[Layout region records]

----

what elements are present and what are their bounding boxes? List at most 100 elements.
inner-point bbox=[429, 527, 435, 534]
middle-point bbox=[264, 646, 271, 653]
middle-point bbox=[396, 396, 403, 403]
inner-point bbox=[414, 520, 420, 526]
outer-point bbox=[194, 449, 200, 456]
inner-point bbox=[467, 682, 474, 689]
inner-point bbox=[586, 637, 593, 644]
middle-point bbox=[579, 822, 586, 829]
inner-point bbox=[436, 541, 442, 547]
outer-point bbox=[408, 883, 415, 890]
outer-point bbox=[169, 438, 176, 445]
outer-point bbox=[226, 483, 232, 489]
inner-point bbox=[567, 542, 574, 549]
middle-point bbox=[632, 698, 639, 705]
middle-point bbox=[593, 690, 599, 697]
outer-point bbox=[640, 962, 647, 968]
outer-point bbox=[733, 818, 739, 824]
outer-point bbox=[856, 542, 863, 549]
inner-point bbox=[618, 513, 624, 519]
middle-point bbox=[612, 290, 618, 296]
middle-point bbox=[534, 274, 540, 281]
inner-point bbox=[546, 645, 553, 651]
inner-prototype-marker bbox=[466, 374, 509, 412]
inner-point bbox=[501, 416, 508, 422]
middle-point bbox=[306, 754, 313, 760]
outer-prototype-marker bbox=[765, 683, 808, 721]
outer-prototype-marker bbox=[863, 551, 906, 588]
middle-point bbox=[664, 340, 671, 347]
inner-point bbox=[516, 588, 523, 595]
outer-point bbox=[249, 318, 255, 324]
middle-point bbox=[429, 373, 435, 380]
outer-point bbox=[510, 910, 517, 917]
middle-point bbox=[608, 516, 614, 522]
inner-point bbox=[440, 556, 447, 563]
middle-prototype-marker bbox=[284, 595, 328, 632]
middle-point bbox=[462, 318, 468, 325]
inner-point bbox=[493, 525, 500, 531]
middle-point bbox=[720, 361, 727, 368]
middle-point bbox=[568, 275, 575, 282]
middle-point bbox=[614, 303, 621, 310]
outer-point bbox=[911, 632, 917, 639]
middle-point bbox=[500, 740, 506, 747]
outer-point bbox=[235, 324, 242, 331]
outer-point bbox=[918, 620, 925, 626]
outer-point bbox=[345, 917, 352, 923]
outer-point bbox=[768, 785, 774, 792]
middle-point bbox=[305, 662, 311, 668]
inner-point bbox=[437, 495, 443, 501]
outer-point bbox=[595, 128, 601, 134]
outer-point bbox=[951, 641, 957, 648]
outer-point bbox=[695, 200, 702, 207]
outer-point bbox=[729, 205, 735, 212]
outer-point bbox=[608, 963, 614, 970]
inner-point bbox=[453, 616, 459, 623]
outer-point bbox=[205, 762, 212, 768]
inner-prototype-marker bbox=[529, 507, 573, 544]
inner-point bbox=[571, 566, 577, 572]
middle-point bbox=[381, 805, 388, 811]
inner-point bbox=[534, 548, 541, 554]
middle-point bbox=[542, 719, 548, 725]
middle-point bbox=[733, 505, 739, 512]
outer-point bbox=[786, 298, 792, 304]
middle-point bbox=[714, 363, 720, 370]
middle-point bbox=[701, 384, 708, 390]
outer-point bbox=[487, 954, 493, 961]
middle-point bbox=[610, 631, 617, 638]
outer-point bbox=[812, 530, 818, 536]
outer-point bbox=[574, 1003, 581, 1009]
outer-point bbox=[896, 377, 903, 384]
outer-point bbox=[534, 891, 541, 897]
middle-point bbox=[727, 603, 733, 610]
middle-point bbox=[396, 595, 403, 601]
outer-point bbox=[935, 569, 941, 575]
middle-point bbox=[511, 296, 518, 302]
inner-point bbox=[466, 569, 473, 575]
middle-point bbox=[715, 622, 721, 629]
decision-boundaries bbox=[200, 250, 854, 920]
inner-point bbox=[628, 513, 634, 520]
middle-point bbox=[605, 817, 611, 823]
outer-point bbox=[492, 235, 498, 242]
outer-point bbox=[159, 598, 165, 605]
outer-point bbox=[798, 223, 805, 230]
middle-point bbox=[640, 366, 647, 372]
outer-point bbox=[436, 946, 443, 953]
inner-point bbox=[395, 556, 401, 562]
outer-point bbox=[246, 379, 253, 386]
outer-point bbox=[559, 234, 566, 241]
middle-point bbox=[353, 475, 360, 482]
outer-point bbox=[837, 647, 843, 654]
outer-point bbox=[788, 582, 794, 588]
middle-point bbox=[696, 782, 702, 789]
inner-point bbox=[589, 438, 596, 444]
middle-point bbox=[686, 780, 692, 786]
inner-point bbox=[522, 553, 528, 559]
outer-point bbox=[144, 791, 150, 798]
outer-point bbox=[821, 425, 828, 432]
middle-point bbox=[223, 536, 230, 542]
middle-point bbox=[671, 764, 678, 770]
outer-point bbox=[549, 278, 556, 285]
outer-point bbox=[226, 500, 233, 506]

----

§ EXERCISE REQUIREMENTS
Copy every row above word for word, changing nothing.

§ RESULT OF THIS TASK
what elements are present and what are their bounding boxes? List at most 100 elements.
inner-point bbox=[429, 527, 435, 534]
middle-point bbox=[264, 646, 271, 653]
middle-point bbox=[396, 396, 403, 403]
inner-point bbox=[414, 520, 420, 526]
outer-point bbox=[194, 449, 200, 456]
inner-point bbox=[467, 682, 474, 689]
inner-point bbox=[586, 637, 593, 644]
middle-point bbox=[579, 822, 586, 829]
inner-point bbox=[436, 541, 442, 547]
outer-point bbox=[408, 883, 415, 890]
outer-point bbox=[169, 438, 176, 445]
outer-point bbox=[226, 483, 232, 489]
inner-point bbox=[567, 542, 574, 549]
middle-point bbox=[632, 698, 639, 705]
middle-point bbox=[593, 690, 599, 697]
outer-point bbox=[640, 962, 647, 968]
outer-point bbox=[733, 818, 739, 824]
outer-point bbox=[856, 542, 863, 549]
inner-point bbox=[618, 513, 624, 519]
middle-point bbox=[612, 290, 618, 296]
middle-point bbox=[534, 274, 540, 281]
inner-point bbox=[546, 645, 553, 651]
inner-prototype-marker bbox=[466, 374, 509, 412]
inner-point bbox=[501, 416, 508, 422]
middle-point bbox=[306, 754, 313, 760]
outer-prototype-marker bbox=[765, 683, 808, 721]
outer-prototype-marker bbox=[863, 551, 906, 588]
middle-point bbox=[664, 340, 671, 347]
inner-point bbox=[516, 588, 523, 595]
outer-point bbox=[249, 318, 255, 324]
middle-point bbox=[429, 373, 435, 380]
outer-point bbox=[510, 910, 517, 917]
middle-point bbox=[608, 516, 614, 522]
inner-point bbox=[440, 556, 447, 563]
middle-prototype-marker bbox=[284, 595, 328, 632]
middle-point bbox=[462, 318, 468, 325]
inner-point bbox=[493, 525, 500, 531]
middle-point bbox=[720, 361, 727, 368]
middle-point bbox=[568, 275, 575, 282]
middle-point bbox=[614, 303, 621, 310]
outer-point bbox=[911, 632, 917, 639]
middle-point bbox=[500, 740, 506, 747]
outer-point bbox=[235, 324, 242, 331]
outer-point bbox=[918, 620, 925, 626]
outer-point bbox=[345, 917, 352, 923]
outer-point bbox=[768, 785, 774, 792]
middle-point bbox=[305, 662, 311, 668]
inner-point bbox=[437, 495, 443, 501]
outer-point bbox=[595, 128, 601, 134]
outer-point bbox=[951, 641, 957, 648]
outer-point bbox=[695, 200, 702, 207]
outer-point bbox=[729, 205, 735, 212]
outer-point bbox=[608, 963, 614, 970]
inner-point bbox=[453, 616, 459, 623]
outer-point bbox=[205, 762, 212, 768]
inner-prototype-marker bbox=[529, 507, 573, 544]
inner-point bbox=[571, 566, 577, 572]
middle-point bbox=[381, 805, 388, 811]
inner-point bbox=[534, 548, 541, 554]
middle-point bbox=[542, 719, 548, 725]
middle-point bbox=[733, 505, 739, 512]
outer-point bbox=[786, 298, 792, 304]
middle-point bbox=[714, 363, 720, 370]
middle-point bbox=[701, 384, 708, 390]
outer-point bbox=[487, 954, 493, 961]
middle-point bbox=[610, 631, 617, 638]
outer-point bbox=[812, 530, 818, 536]
outer-point bbox=[574, 1003, 581, 1009]
outer-point bbox=[896, 377, 903, 384]
outer-point bbox=[534, 891, 541, 897]
middle-point bbox=[727, 603, 733, 610]
middle-point bbox=[396, 595, 403, 601]
outer-point bbox=[935, 569, 941, 575]
middle-point bbox=[511, 296, 518, 302]
inner-point bbox=[466, 569, 473, 575]
middle-point bbox=[715, 622, 721, 629]
decision-boundaries bbox=[200, 250, 854, 920]
inner-point bbox=[628, 513, 634, 520]
middle-point bbox=[605, 817, 611, 823]
outer-point bbox=[492, 235, 498, 242]
outer-point bbox=[159, 598, 165, 605]
outer-point bbox=[798, 223, 805, 230]
middle-point bbox=[640, 366, 647, 372]
outer-point bbox=[436, 946, 443, 953]
inner-point bbox=[395, 556, 401, 562]
outer-point bbox=[246, 379, 253, 386]
outer-point bbox=[559, 234, 566, 241]
middle-point bbox=[353, 475, 360, 482]
outer-point bbox=[837, 647, 843, 654]
outer-point bbox=[788, 582, 794, 588]
middle-point bbox=[696, 782, 702, 789]
inner-point bbox=[589, 438, 596, 444]
middle-point bbox=[686, 780, 692, 786]
inner-point bbox=[522, 553, 528, 559]
outer-point bbox=[144, 791, 150, 798]
outer-point bbox=[821, 425, 828, 432]
middle-point bbox=[223, 536, 230, 542]
middle-point bbox=[671, 764, 678, 770]
outer-point bbox=[549, 278, 556, 285]
outer-point bbox=[226, 500, 233, 506]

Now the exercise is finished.